### Your instructions
Pick out every line in the data below that holds "tylko".

### Records to process

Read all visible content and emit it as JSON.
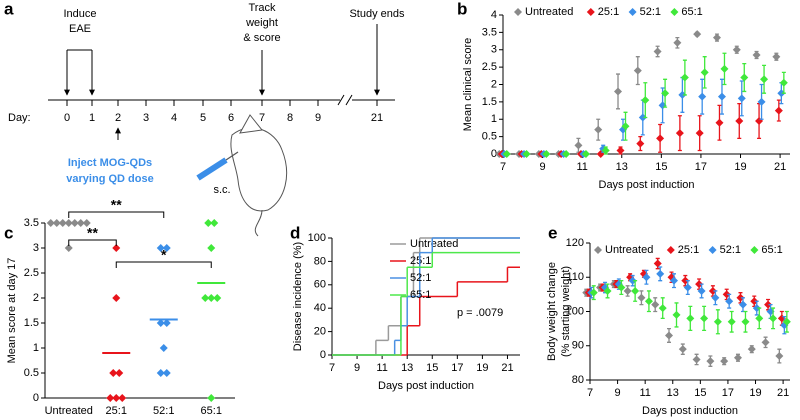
{
  "timeline": {
    "panel_label": "a",
    "induce": [
      "Induce",
      "EAE"
    ],
    "track": [
      "Track",
      "weight",
      "& score"
    ],
    "ends": "Study ends",
    "day_label": "Day:",
    "days": [
      0,
      1,
      2,
      3,
      4,
      5,
      6,
      7,
      8,
      9,
      21
    ],
    "inject": [
      "Inject MOG-QDs",
      "varying QD dose"
    ],
    "route": "s.c."
  },
  "chart_data": [
    {
      "type": "scatter",
      "panel_label": "b",
      "x": [
        7,
        8,
        9,
        10,
        11,
        12,
        13,
        14,
        15,
        16,
        17,
        18,
        19,
        20,
        21
      ],
      "series": [
        {
          "name": "Untreated",
          "color": "#8a8a8a",
          "values": [
            0,
            0,
            0,
            0,
            0.25,
            0.7,
            1.8,
            2.4,
            2.95,
            3.2,
            3.45,
            3.35,
            3.0,
            2.85,
            2.8
          ],
          "errors": [
            0,
            0,
            0,
            0,
            0.2,
            0.3,
            0.5,
            0.4,
            0.15,
            0.15,
            0.05,
            0.1,
            0.1,
            0.1,
            0.1
          ]
        },
        {
          "name": "25:1",
          "color": "#e8141b",
          "values": [
            0,
            0,
            0,
            0,
            0,
            0,
            0.1,
            0.3,
            0.45,
            0.6,
            0.6,
            0.9,
            0.95,
            0.95,
            1.25
          ],
          "errors": [
            0,
            0,
            0,
            0,
            0,
            0,
            0.1,
            0.2,
            0.4,
            0.5,
            0.5,
            0.5,
            0.5,
            0.5,
            0.3
          ]
        },
        {
          "name": "52:1",
          "color": "#3b8ee8",
          "values": [
            0,
            0,
            0,
            0,
            0,
            0.15,
            0.7,
            1.05,
            1.4,
            1.7,
            1.65,
            1.65,
            1.6,
            1.5,
            1.75
          ],
          "errors": [
            0,
            0,
            0,
            0,
            0,
            0.1,
            0.3,
            0.5,
            0.5,
            0.5,
            0.5,
            0.5,
            0.5,
            0.5,
            0.3
          ]
        },
        {
          "name": "65:1",
          "color": "#40e83a",
          "values": [
            0,
            0,
            0,
            0,
            0,
            0.1,
            0.8,
            1.55,
            1.75,
            2.2,
            2.35,
            2.45,
            2.2,
            2.15,
            2.05
          ],
          "errors": [
            0,
            0,
            0,
            0,
            0,
            0.1,
            0.4,
            0.5,
            0.4,
            0.5,
            0.45,
            0.45,
            0.4,
            0.4,
            0.3
          ]
        }
      ],
      "xlim": [
        7,
        21.5
      ],
      "xticks": [
        7,
        9,
        11,
        13,
        15,
        17,
        19,
        21
      ],
      "ylim": [
        0,
        4
      ],
      "yticks": [
        0,
        0.5,
        1,
        1.5,
        2,
        2.5,
        3,
        3.5,
        4
      ],
      "xlabel": "Days post induction",
      "ylabel": "Mean clinical score",
      "legend": "top"
    },
    {
      "type": "dot",
      "panel_label": "c",
      "categories": [
        "Untreated",
        "25:1",
        "52:1",
        "65:1"
      ],
      "colors": [
        "#8a8a8a",
        "#e8141b",
        "#3b8ee8",
        "#40e83a"
      ],
      "points": [
        [
          3.5,
          3.5,
          3.5,
          3.5,
          3.5,
          3.5,
          3.5,
          3
        ],
        [
          3,
          2,
          0.5,
          0.5,
          0,
          0,
          0
        ],
        [
          3,
          3,
          1.5,
          1.5,
          1,
          0.5,
          0.5
        ],
        [
          3.5,
          3.5,
          3,
          2,
          2,
          2,
          0
        ]
      ],
      "means": [
        null,
        0.9,
        1.57,
        2.3
      ],
      "ylim": [
        0,
        3.5
      ],
      "yticks": [
        0,
        0.5,
        1,
        1.5,
        2,
        2.5,
        3,
        3.5
      ],
      "ylabel": "Mean score at day 17",
      "annotations": [
        {
          "text": "**",
          "between": [
            "Untreated",
            "25:1"
          ]
        },
        {
          "text": "**",
          "between": [
            "Untreated",
            "52:1"
          ]
        },
        {
          "text": "*",
          "between": [
            "25:1",
            "65:1"
          ]
        }
      ]
    },
    {
      "type": "step",
      "panel_label": "d",
      "series": [
        {
          "name": "Untreated",
          "color": "#9a9a9a",
          "x": [
            7,
            10.5,
            11.5,
            12.5,
            13.5,
            14,
            22
          ],
          "values": [
            0,
            12.5,
            25,
            50,
            87.5,
            100,
            100
          ]
        },
        {
          "name": "25:1",
          "color": "#e8141b",
          "x": [
            7,
            13,
            14,
            17,
            21,
            22
          ],
          "values": [
            0,
            25,
            50,
            62.5,
            75,
            75
          ]
        },
        {
          "name": "52:1",
          "color": "#4a90e2",
          "x": [
            7,
            12,
            12.5,
            13,
            14,
            15,
            22
          ],
          "values": [
            0,
            12.5,
            25,
            50,
            87.5,
            100,
            100
          ]
        },
        {
          "name": "65:1",
          "color": "#4ee84b",
          "x": [
            7,
            12.5,
            13,
            15,
            22
          ],
          "values": [
            0,
            50,
            75,
            87.5,
            87.5
          ]
        }
      ],
      "xlim": [
        7,
        22
      ],
      "xticks": [
        7,
        9,
        11,
        13,
        15,
        17,
        19,
        21
      ],
      "ylim": [
        0,
        100
      ],
      "yticks": [
        0,
        20,
        40,
        60,
        80,
        100
      ],
      "xlabel": "Days post induction",
      "ylabel": "Disease incidence (%)",
      "annotation": "p = .0079",
      "legend": "upper left"
    },
    {
      "type": "scatter",
      "panel_label": "e",
      "x": [
        7,
        8,
        9,
        10,
        11,
        12,
        13,
        14,
        15,
        16,
        17,
        18,
        19,
        20,
        21
      ],
      "series": [
        {
          "name": "Untreated",
          "color": "#8a8a8a",
          "values": [
            105.5,
            107,
            108,
            106,
            104,
            102,
            93,
            89,
            86,
            85.5,
            85.5,
            86.5,
            89,
            91,
            87
          ],
          "errors": [
            1,
            1,
            1,
            1.5,
            2,
            2,
            2,
            1.5,
            1.5,
            1.5,
            1,
            1,
            1,
            1.5,
            2
          ]
        },
        {
          "name": "25:1",
          "color": "#e8141b",
          "values": [
            105.5,
            107,
            108,
            110,
            111,
            114,
            110,
            109,
            108,
            106,
            105,
            104,
            103,
            102,
            98
          ],
          "errors": [
            1,
            1,
            1,
            1,
            1,
            1.5,
            1.5,
            1.5,
            1.5,
            1.5,
            1.5,
            1.5,
            1.5,
            1.5,
            2
          ]
        },
        {
          "name": "52:1",
          "color": "#3b8ee8",
          "values": [
            105.5,
            107,
            108,
            109,
            110,
            111,
            109,
            107,
            106,
            104,
            103,
            102,
            101,
            100,
            96
          ],
          "errors": [
            1.5,
            1.5,
            1.5,
            1.5,
            2,
            2,
            2,
            2,
            2,
            2,
            2,
            2,
            2,
            2,
            2.5
          ]
        },
        {
          "name": "65:1",
          "color": "#40e83a",
          "values": [
            105.5,
            106,
            107,
            106,
            103,
            101,
            99,
            98,
            98,
            97,
            97,
            97,
            98,
            98,
            97
          ],
          "errors": [
            2,
            2,
            2,
            3,
            3,
            3,
            3.5,
            3.5,
            3.5,
            3.5,
            3,
            3,
            3,
            3,
            3
          ]
        }
      ],
      "xlim": [
        7,
        21.5
      ],
      "xticks": [
        7,
        9,
        11,
        13,
        15,
        17,
        19,
        21
      ],
      "ylim": [
        80,
        120
      ],
      "yticks": [
        80,
        90,
        100,
        110,
        120
      ],
      "xlabel": "Days post induction",
      "ylabel": [
        "Body weight change",
        "(% starting weight)"
      ],
      "legend": "top"
    }
  ]
}
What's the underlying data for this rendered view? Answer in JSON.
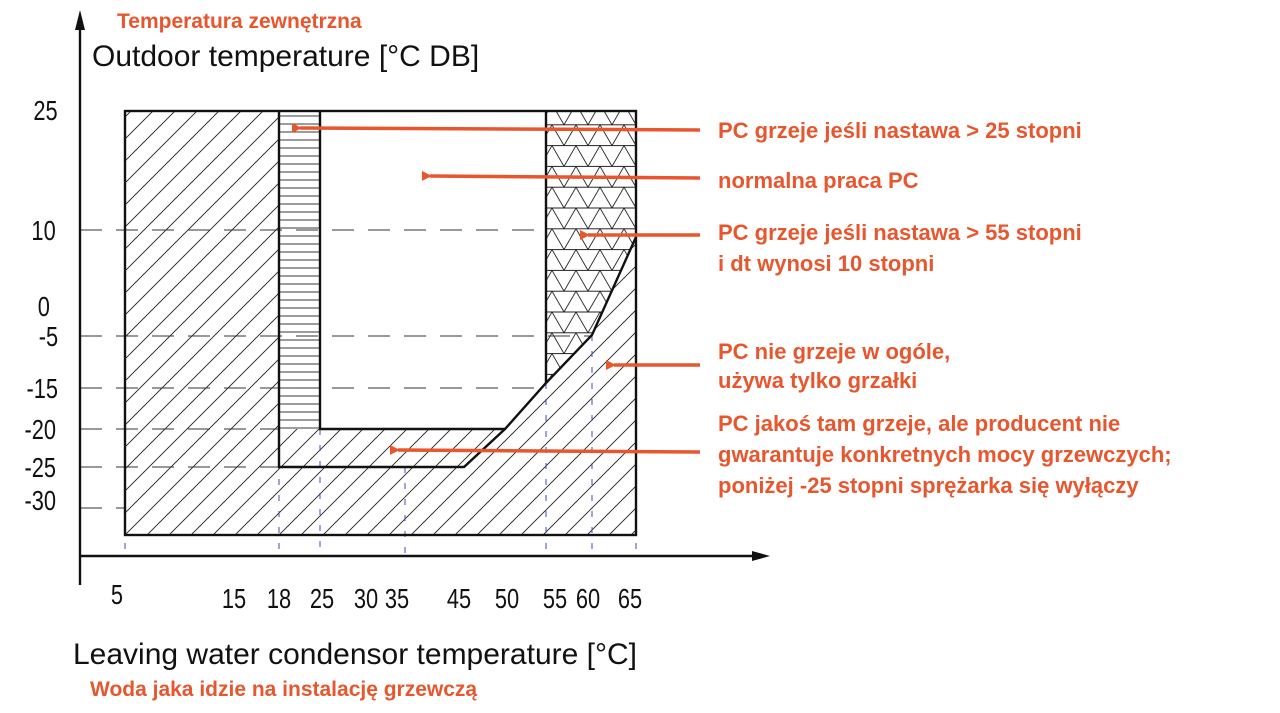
{
  "chart_data": {
    "type": "diagram",
    "y_title_pl": "Temperatura zewnętrzna",
    "y_title_en": "Outdoor temperature [°C DB]",
    "x_title_en": "Leaving water condensor temperature [°C]",
    "x_title_pl": "Woda jaka idzie na instalację grzewczą",
    "x_ticks": [
      "5",
      "15",
      "18",
      "25",
      "30",
      "35",
      "45",
      "50",
      "55",
      "60",
      "65"
    ],
    "y_ticks": [
      "25",
      "10",
      "0",
      "-5",
      "-15",
      "-20",
      "-25",
      "-30"
    ],
    "regions": [
      {
        "name": "PC grzeje jeśli nastawa > 25 stopni",
        "pattern": "horizontal-lines"
      },
      {
        "name": "normalna praca PC",
        "pattern": "none"
      },
      {
        "name": "PC grzeje jeśli nastawa > 55 stopni i dt wynosi 10 stopni",
        "pattern": "triangle-mesh"
      },
      {
        "name": "PC nie grzeje w ogóle, używa tylko grzałki",
        "pattern": "diagonal-hatch"
      },
      {
        "name": "PC jakoś tam grzeje, ale producent nie gwarantuje konkretnych mocy grzewczych; poniżej -25 stopni sprężarka się wyłączy",
        "pattern": "diagonal-hatch"
      }
    ],
    "annotations": [
      {
        "lines": [
          "PC grzeje jeśli nastawa > 25 stopni"
        ]
      },
      {
        "lines": [
          "normalna praca PC"
        ]
      },
      {
        "lines": [
          "PC grzeje jeśli nastawa > 55 stopni",
          "i dt wynosi 10 stopni"
        ]
      },
      {
        "lines": [
          "PC nie grzeje w ogóle,",
          "używa tylko grzałki"
        ]
      },
      {
        "lines": [
          "PC jakoś tam  grzeje, ale producent nie",
          "gwarantuje konkretnych mocy grzewczych;",
          "poniżej -25 stopni sprężarka się wyłączy"
        ]
      }
    ],
    "colors": {
      "annotation": "#e8562e",
      "line": "#111111",
      "guide": "#3a4bbd"
    }
  }
}
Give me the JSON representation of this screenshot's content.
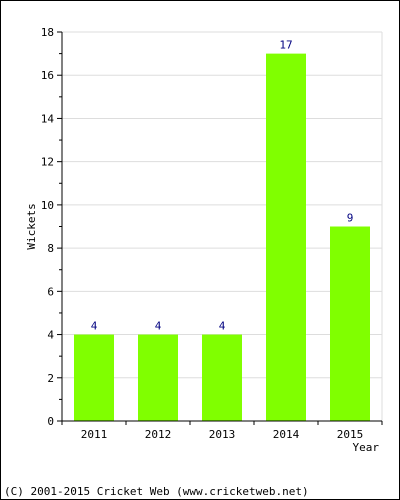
{
  "chart_data": {
    "type": "bar",
    "categories": [
      "2011",
      "2012",
      "2013",
      "2014",
      "2015"
    ],
    "values": [
      4,
      4,
      4,
      17,
      9
    ],
    "title": "",
    "xlabel": "Year",
    "ylabel": "Wickets",
    "ylim": [
      0,
      18
    ],
    "yticks": [
      0,
      2,
      4,
      6,
      8,
      10,
      12,
      14,
      16,
      18
    ],
    "grid": true,
    "bar_color": "#80ff00",
    "data_label_color": "#000080"
  },
  "footer": "(C) 2001-2015 Cricket Web (www.cricketweb.net)"
}
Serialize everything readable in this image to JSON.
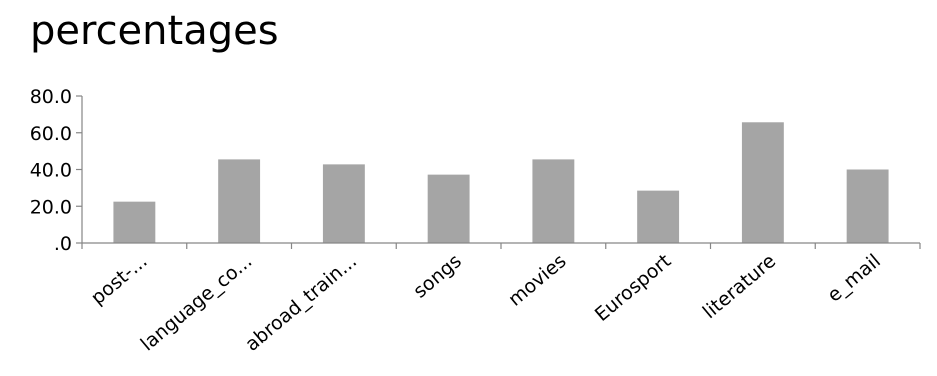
{
  "chart_data": {
    "type": "bar",
    "title": "percentages",
    "xlabel": "",
    "ylabel": "",
    "categories": [
      "post-...",
      "language_co...",
      "abroad_train...",
      "songs",
      "movies",
      "Eurosport",
      "literature",
      "e_mail"
    ],
    "values": [
      22.5,
      45.5,
      42.8,
      37.2,
      45.5,
      28.5,
      65.7,
      40.0
    ],
    "ylim": [
      0,
      80
    ],
    "yticks": [
      0,
      20,
      40,
      60,
      80
    ],
    "ytick_labels": [
      ".0",
      "20.0",
      "40.0",
      "60.0",
      "80.0"
    ],
    "bar_color": "#a5a5a5",
    "grid": false,
    "legend": "none"
  }
}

### Expected answer
        "name": "PC nie grzeje w ogóle, używa tylko grzałki",
          "używa tylko grzałki"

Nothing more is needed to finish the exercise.